■ SET TASK
Print the data that follows exactly.
====== TASK INPUTS ======
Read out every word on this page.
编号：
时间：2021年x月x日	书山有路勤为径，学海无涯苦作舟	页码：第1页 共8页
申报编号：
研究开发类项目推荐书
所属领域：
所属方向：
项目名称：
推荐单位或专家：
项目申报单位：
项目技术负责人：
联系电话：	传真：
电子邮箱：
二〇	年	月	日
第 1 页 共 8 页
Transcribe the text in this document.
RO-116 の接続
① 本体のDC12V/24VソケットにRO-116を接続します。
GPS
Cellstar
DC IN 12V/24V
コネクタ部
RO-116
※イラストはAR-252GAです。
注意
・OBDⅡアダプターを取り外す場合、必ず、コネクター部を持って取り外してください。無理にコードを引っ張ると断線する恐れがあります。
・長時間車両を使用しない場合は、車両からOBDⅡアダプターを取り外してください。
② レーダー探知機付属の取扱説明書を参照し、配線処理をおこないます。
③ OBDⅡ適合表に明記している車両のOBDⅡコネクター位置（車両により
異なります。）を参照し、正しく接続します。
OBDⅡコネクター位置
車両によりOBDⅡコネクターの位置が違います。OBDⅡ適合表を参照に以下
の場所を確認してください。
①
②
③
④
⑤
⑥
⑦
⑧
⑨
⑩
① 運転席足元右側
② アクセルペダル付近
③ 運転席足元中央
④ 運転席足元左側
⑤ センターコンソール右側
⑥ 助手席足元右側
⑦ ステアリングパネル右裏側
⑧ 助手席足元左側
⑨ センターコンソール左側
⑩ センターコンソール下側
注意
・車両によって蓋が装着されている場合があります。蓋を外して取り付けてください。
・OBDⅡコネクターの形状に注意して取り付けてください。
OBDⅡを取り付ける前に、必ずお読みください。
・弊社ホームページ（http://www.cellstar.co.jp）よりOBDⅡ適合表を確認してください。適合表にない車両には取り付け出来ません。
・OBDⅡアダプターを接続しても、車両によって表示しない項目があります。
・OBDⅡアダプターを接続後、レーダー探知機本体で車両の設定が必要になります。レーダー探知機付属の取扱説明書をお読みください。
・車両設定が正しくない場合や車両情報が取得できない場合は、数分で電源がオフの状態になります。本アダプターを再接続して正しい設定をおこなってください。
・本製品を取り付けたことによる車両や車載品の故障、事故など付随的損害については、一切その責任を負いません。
======
■ REPLY
Read out every word on this page.
编号：
时间：2021年x月x日	书山有路勤为径，学海无涯苦作舟	页码：第1页 共8页
申报编号：
研究开发类项目推荐书
所属领域：
所属方向：
项目名称：
推荐单位或专家：
项目申报单位：
项目技术负责人：
联系电话：	传真：
电子邮箱：
二〇	年	月	日
第 1 页 共 8 页
Transcribe the text in this document.
RO-116 の接続
① 本体のDC12V/24VソケットにRO-116を接続します。
GPS
Cellstar
DC IN 12V/24V
コネクタ部
RO-116
※イラストはAR-252GAです。
注意
・OBDⅡアダプターを取り外す場合、必ず、コネクター部を持って取り外してください。無理にコードを引っ張ると断線する恐れがあります。
・長時間車両を使用しない場合は、車両からOBDⅡアダプターを取り外してください。
② レーダー探知機付属の取扱説明書を参照し、配線処理をおこないます。
③ OBDⅡ適合表に明記している車両のOBDⅡコネクター位置（車両により
異なります。）を参照し、正しく接続します。
OBDⅡコネクター位置
車両によりOBDⅡコネクターの位置が違います。OBDⅡ適合表を参照に以下
の場所を確認してください。
①
②
③
④
⑤
⑥
⑦
⑧
⑨
⑩
① 運転席足元右側
② アクセルペダル付近
③ 運転席足元中央
④ 運転席足元左側
⑤ センターコンソール右側
⑥ 助手席足元右側
⑦ ステアリングパネル右裏側
⑧ 助手席足元左側
⑨ センターコンソール左側
⑩ センターコンソール下側
注意
・車両によって蓋が装着されている場合があります。蓋を外して取り付けてください。
・OBDⅡコネクターの形状に注意して取り付けてください。
OBDⅡを取り付ける前に、必ずお読みください。
・弊社ホームページ（http://www.cellstar.co.jp）よりOBDⅡ適合表を確認してください。適合表にない車両には取り付け出来ません。
・OBDⅡアダプターを接続しても、車両によって表示しない項目があります。
・OBDⅡアダプターを接続後、レーダー探知機本体で車両の設定が必要になります。レーダー探知機付属の取扱説明書をお読みください。
・車両設定が正しくない場合や車両情報が取得できない場合は、数分で電源がオフの状態になります。本アダプターを再接続して正しい設定をおこなってください。
・本製品を取り付けたことによる車両や車載品の故障、事故など付随的損害については、一切その責任を負いません。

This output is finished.